◆ **Dataset**:

- - -

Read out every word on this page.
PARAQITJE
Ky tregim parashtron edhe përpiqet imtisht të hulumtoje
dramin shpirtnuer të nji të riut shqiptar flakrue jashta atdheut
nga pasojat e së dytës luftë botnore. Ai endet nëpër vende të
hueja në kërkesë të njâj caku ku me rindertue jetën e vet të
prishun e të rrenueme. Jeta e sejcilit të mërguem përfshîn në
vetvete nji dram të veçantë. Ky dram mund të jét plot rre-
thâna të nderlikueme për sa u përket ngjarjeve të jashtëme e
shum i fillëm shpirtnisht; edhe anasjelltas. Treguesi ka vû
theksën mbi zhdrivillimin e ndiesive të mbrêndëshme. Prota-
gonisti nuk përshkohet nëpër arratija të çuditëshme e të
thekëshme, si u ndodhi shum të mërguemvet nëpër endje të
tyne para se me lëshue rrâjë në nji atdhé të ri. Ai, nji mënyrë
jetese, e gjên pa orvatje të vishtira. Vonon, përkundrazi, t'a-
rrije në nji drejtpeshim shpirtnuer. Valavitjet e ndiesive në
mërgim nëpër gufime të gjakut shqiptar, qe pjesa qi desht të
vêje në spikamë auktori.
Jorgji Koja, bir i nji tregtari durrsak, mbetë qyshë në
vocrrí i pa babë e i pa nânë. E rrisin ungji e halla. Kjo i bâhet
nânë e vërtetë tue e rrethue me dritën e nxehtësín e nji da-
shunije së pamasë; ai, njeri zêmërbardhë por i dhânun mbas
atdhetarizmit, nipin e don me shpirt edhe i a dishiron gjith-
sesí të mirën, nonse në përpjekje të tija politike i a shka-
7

- - -

◆ **Prompt**: Which lines hold the string "nânë"? Copy all of them from the data above.

◆ **Answer for this exercise**:
vocrrí i pa babë e i pa nânë. E rrisin ungji e halla. Kjo i bâhet
nânë e vërtetë tue e rrethue me dritën e nxehtësín e nji da-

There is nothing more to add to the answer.